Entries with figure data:
-- BEGIN --

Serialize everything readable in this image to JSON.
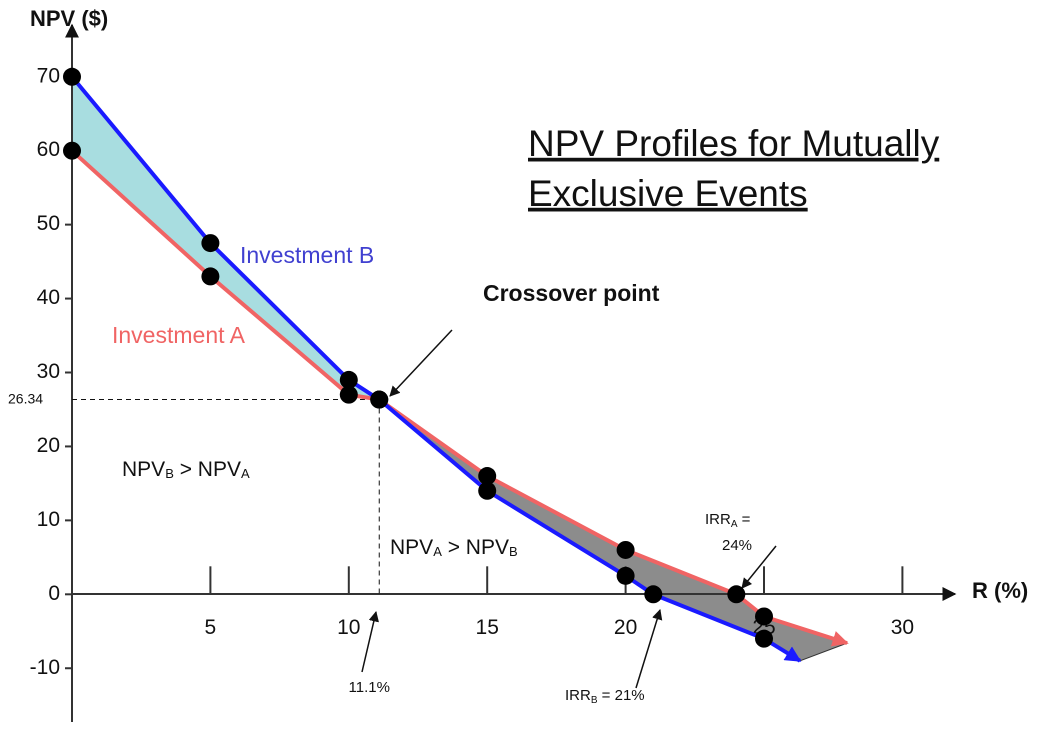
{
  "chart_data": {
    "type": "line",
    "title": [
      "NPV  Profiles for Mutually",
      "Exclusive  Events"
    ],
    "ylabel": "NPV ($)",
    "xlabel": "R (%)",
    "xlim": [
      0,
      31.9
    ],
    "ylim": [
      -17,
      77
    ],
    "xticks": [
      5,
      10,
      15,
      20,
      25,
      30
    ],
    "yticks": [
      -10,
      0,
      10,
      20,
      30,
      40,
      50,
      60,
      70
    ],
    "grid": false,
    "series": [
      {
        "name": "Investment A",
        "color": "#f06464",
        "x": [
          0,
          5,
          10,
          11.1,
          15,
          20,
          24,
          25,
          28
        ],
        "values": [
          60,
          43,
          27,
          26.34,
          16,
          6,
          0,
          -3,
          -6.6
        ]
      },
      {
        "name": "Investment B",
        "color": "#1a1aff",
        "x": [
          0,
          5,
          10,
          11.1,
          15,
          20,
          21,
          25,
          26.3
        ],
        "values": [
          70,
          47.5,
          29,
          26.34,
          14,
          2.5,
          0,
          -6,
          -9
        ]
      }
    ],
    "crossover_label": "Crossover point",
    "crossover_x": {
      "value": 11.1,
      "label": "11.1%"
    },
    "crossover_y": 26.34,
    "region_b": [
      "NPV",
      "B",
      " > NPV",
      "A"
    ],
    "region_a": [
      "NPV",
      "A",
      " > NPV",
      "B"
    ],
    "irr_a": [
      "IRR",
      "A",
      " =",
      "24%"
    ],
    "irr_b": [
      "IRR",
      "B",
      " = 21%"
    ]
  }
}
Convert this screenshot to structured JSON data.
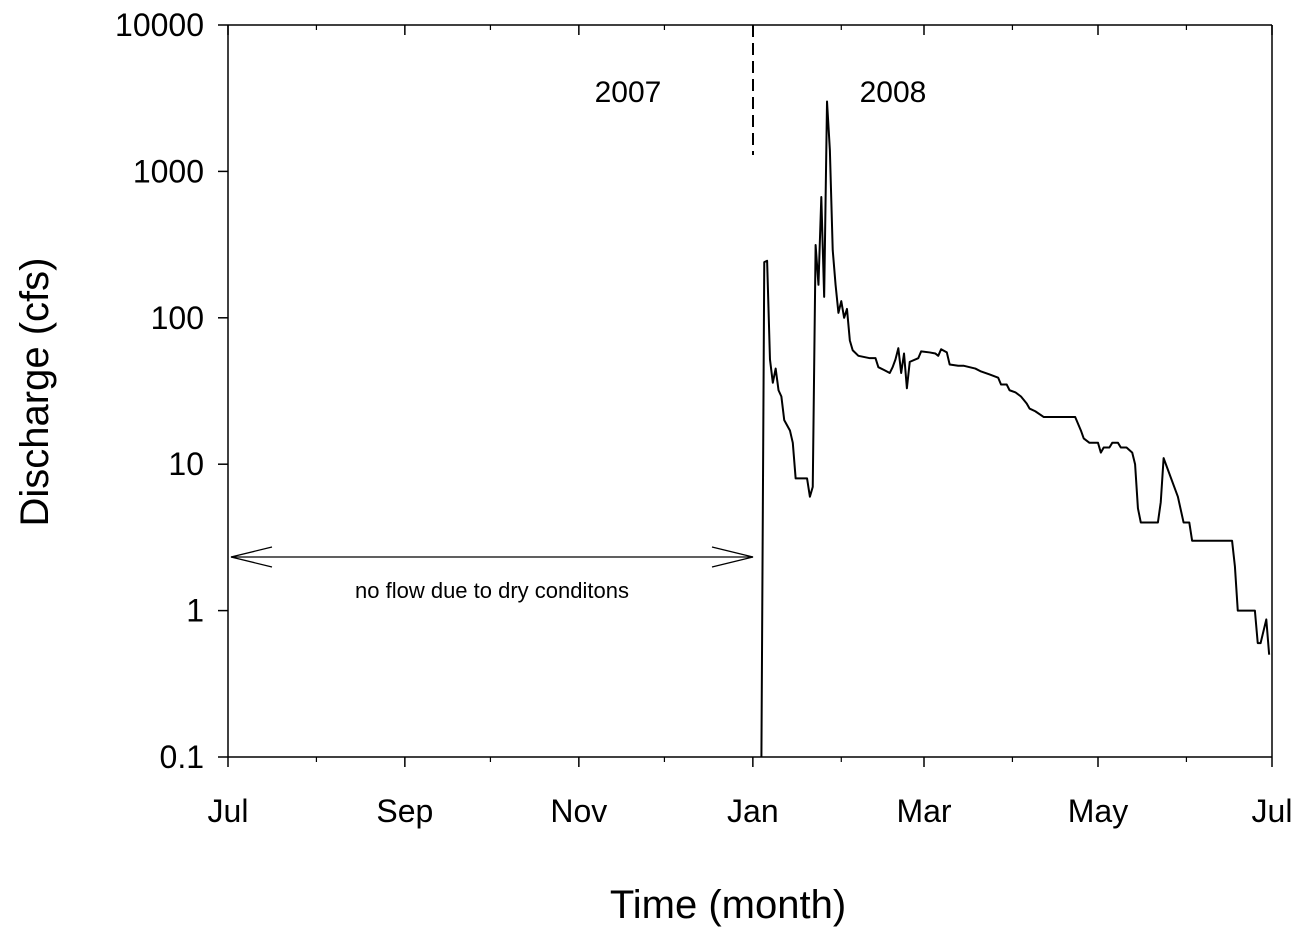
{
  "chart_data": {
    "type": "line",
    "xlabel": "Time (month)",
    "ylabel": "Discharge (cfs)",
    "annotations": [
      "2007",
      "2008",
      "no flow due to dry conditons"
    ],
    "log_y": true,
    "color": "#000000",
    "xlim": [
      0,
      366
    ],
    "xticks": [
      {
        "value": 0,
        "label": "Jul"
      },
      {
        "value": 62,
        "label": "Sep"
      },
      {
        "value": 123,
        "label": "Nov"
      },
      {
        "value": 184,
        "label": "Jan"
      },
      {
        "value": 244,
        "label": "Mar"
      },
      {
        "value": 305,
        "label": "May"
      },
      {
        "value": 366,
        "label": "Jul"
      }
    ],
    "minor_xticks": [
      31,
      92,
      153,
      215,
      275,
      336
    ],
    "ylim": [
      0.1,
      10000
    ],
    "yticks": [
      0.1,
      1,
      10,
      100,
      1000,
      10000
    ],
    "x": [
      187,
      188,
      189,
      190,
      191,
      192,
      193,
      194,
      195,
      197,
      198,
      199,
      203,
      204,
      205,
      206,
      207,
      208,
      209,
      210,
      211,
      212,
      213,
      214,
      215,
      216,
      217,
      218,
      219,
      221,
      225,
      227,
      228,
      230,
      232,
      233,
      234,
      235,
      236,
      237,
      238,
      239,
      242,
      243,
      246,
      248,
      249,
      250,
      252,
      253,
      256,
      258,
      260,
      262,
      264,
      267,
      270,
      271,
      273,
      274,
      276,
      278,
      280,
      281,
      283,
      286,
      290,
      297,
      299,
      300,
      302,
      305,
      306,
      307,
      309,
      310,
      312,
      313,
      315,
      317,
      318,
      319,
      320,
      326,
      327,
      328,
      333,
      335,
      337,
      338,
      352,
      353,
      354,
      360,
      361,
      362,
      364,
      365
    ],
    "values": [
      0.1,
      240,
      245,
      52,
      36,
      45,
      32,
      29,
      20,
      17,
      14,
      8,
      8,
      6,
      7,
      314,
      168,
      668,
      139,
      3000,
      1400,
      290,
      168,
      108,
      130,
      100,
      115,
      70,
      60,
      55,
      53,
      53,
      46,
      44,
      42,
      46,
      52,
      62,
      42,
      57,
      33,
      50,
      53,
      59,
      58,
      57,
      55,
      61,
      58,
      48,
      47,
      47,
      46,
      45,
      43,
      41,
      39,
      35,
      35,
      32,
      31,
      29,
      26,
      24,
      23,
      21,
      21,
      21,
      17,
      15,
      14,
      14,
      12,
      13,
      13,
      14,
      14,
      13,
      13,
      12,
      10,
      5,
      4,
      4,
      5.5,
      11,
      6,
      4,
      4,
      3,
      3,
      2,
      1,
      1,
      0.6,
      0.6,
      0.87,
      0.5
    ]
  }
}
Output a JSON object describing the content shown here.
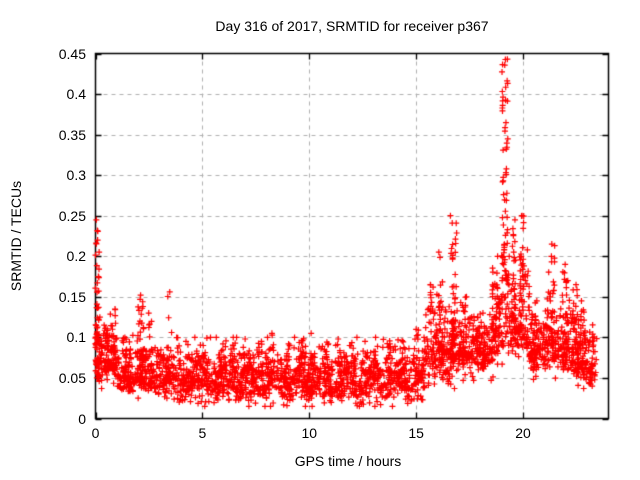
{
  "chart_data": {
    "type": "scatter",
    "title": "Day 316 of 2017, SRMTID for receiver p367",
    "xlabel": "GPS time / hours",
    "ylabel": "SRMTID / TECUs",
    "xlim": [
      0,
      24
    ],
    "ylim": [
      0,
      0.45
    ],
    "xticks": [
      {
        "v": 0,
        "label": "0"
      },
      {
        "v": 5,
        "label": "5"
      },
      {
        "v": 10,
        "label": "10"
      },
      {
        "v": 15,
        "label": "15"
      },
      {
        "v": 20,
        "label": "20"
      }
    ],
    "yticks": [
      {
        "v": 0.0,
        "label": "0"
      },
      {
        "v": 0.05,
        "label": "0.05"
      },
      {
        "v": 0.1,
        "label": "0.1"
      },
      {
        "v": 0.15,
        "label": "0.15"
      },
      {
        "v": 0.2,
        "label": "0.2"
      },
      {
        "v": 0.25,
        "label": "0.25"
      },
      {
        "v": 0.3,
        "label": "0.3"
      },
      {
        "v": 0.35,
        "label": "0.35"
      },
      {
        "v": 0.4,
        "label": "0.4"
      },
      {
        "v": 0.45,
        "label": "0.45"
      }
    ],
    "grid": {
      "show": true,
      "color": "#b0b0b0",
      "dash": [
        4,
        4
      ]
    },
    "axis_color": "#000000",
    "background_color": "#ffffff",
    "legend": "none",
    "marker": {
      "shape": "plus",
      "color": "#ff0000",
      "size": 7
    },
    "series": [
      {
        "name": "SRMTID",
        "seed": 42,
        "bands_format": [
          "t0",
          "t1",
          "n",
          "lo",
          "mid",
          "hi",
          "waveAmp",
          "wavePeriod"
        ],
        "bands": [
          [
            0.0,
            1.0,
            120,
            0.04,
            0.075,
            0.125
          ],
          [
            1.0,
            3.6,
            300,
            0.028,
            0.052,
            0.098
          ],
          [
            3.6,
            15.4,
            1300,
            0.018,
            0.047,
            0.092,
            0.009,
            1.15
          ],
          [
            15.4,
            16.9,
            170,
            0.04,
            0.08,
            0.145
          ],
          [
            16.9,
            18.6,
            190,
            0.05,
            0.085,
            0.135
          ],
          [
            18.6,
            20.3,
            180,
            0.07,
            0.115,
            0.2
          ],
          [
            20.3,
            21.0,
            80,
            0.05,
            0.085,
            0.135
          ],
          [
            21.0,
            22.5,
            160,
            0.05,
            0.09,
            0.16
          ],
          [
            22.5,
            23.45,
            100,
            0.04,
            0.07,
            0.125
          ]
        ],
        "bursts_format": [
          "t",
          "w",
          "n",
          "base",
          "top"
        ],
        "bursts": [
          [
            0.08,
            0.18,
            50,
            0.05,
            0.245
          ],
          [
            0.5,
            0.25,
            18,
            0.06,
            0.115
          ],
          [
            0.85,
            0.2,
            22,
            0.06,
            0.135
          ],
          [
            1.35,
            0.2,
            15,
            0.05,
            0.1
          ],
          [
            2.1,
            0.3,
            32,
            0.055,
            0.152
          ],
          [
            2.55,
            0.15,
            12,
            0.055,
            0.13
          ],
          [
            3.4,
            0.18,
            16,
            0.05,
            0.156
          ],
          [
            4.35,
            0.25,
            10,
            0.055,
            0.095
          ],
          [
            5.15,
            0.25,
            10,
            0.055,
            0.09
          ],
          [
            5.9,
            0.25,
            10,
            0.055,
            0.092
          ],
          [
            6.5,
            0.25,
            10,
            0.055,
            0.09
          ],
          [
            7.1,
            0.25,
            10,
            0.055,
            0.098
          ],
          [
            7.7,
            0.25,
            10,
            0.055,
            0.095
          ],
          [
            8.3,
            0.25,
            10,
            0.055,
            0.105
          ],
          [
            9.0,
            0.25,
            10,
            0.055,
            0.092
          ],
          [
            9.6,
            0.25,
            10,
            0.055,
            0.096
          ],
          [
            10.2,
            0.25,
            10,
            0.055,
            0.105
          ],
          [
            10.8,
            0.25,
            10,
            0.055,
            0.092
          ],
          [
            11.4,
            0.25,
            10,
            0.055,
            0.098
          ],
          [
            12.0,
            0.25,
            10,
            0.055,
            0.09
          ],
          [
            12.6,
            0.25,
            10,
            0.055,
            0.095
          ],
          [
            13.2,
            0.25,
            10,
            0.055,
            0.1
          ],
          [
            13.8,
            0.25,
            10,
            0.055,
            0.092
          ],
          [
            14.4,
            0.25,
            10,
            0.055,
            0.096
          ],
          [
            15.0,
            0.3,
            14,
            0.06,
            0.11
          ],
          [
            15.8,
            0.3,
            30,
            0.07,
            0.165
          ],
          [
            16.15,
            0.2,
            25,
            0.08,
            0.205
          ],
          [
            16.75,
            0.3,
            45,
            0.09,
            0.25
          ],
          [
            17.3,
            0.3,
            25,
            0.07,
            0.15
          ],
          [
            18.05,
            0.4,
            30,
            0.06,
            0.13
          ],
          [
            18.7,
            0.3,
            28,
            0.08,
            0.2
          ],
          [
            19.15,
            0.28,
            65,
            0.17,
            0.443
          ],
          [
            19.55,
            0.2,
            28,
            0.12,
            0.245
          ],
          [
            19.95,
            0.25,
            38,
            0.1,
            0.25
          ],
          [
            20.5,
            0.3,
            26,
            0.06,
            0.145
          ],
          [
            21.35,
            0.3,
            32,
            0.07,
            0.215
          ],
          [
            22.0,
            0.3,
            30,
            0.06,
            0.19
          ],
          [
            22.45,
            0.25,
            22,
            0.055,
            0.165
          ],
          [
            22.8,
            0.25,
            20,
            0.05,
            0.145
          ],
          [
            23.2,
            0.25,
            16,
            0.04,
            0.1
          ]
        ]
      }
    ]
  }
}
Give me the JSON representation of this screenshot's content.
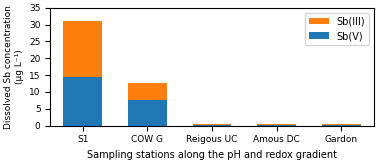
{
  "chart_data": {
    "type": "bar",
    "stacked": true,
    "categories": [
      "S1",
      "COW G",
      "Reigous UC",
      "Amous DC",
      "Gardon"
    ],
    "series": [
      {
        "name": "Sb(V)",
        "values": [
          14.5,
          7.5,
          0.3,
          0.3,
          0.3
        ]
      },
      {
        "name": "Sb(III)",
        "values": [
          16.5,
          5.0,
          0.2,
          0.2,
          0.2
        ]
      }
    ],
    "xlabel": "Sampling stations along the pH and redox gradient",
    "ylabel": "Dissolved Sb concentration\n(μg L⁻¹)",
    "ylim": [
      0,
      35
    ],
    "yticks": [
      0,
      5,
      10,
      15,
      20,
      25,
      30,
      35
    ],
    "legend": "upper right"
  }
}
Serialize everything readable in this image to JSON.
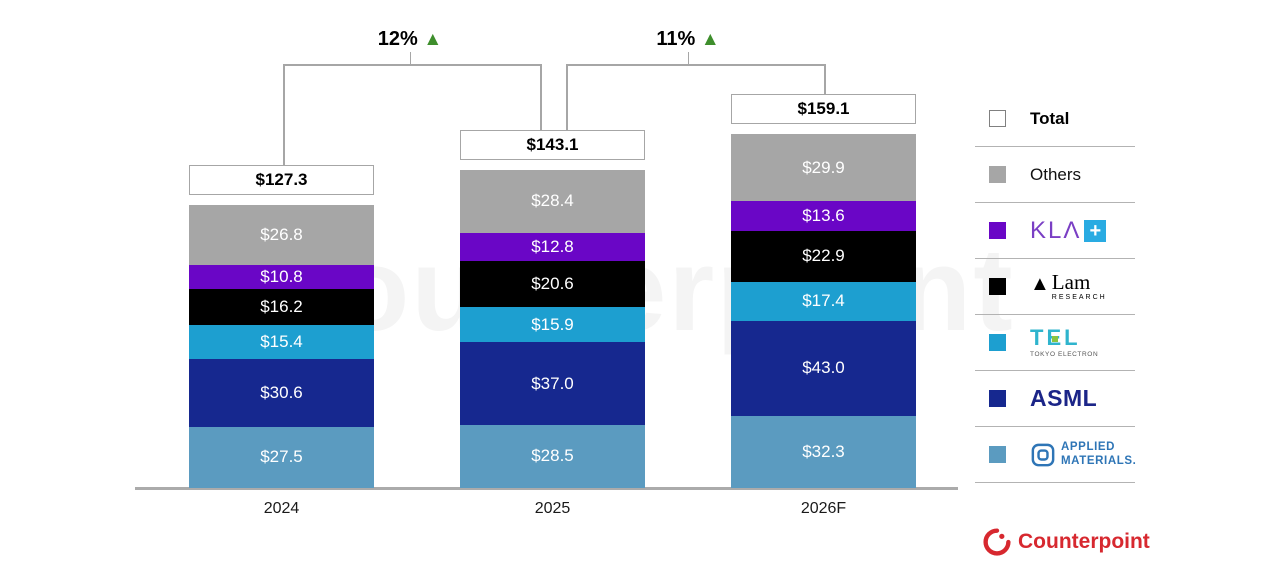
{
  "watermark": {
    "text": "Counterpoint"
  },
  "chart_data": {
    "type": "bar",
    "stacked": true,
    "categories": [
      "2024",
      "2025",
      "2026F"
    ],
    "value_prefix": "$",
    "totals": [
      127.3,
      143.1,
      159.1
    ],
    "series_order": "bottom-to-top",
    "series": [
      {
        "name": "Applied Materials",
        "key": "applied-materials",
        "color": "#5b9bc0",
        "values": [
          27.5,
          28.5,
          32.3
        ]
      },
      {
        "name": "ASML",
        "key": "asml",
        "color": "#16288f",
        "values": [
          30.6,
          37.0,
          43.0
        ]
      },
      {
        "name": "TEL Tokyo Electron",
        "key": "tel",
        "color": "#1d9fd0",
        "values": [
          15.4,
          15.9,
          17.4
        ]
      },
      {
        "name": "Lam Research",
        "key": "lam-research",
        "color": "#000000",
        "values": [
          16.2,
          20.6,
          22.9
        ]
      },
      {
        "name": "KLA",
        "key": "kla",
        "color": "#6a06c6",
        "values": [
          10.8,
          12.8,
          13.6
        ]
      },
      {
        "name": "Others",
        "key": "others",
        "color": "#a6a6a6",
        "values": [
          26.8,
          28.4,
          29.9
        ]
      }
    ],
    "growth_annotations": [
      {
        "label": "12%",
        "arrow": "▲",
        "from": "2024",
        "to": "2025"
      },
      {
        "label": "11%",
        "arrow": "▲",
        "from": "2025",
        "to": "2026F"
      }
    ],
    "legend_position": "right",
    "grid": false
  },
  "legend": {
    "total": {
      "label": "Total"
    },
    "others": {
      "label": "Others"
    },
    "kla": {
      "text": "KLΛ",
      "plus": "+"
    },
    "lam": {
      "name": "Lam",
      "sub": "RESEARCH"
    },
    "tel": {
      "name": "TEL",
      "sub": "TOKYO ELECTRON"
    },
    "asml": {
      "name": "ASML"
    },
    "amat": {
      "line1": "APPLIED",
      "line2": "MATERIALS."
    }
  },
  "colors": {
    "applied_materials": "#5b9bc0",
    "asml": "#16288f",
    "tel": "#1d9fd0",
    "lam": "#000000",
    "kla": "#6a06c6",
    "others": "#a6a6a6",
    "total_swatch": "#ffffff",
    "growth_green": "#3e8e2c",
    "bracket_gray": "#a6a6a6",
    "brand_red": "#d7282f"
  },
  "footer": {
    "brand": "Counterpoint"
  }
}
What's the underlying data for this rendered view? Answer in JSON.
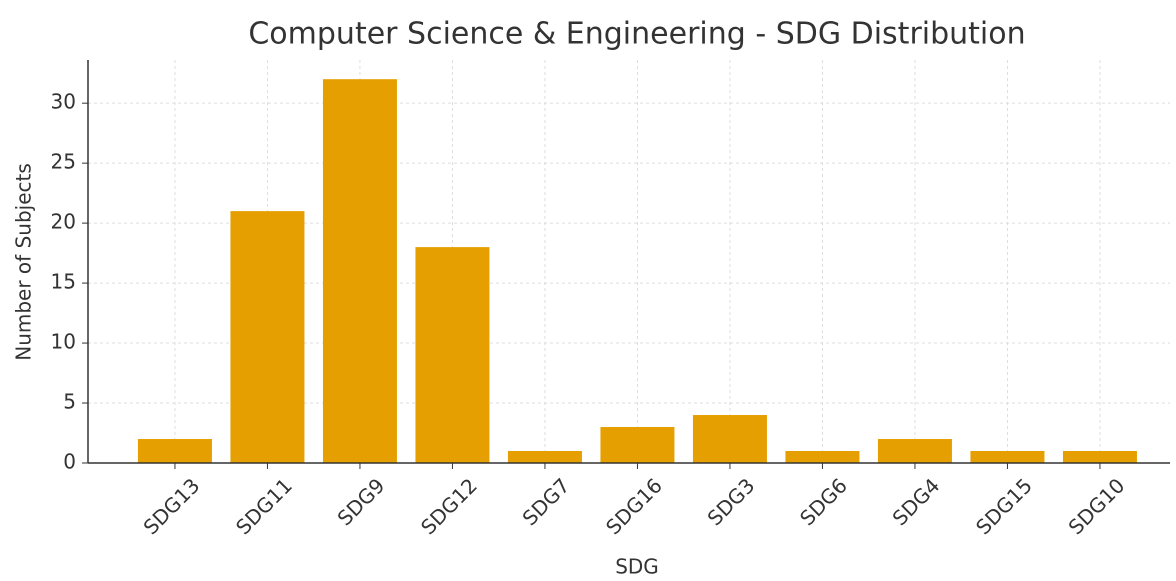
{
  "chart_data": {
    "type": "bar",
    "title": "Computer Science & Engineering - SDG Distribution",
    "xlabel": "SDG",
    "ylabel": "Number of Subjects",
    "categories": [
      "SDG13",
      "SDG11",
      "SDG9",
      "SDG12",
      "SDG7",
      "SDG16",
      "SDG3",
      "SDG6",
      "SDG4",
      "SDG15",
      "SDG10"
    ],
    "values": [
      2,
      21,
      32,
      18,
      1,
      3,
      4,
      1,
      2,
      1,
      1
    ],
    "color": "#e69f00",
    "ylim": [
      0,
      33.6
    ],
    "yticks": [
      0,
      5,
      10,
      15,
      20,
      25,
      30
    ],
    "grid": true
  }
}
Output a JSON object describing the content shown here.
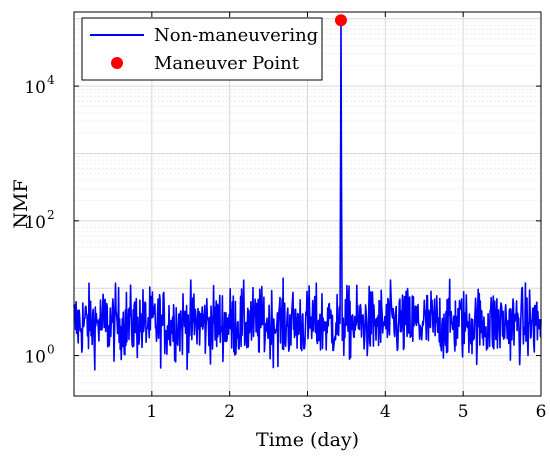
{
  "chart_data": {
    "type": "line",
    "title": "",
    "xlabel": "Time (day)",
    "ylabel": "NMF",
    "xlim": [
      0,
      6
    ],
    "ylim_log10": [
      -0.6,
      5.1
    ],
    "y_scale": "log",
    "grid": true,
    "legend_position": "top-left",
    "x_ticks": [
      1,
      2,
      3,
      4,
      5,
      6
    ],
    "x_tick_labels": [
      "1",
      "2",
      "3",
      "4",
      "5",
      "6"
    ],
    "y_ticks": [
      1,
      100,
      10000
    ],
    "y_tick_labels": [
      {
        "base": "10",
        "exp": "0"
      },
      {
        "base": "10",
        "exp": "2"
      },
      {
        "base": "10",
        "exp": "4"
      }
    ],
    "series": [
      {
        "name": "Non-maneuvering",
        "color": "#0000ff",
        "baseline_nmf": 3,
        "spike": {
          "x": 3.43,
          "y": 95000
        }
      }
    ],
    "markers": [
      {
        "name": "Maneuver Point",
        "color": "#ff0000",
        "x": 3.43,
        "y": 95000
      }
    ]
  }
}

-- END --

:: What is needed ::
Copy all the lines above that hold the string "screenshot".

:: The output ::
Convert this screenshot to structured JSON data.
Give me the JSON representation of this screenshot's content.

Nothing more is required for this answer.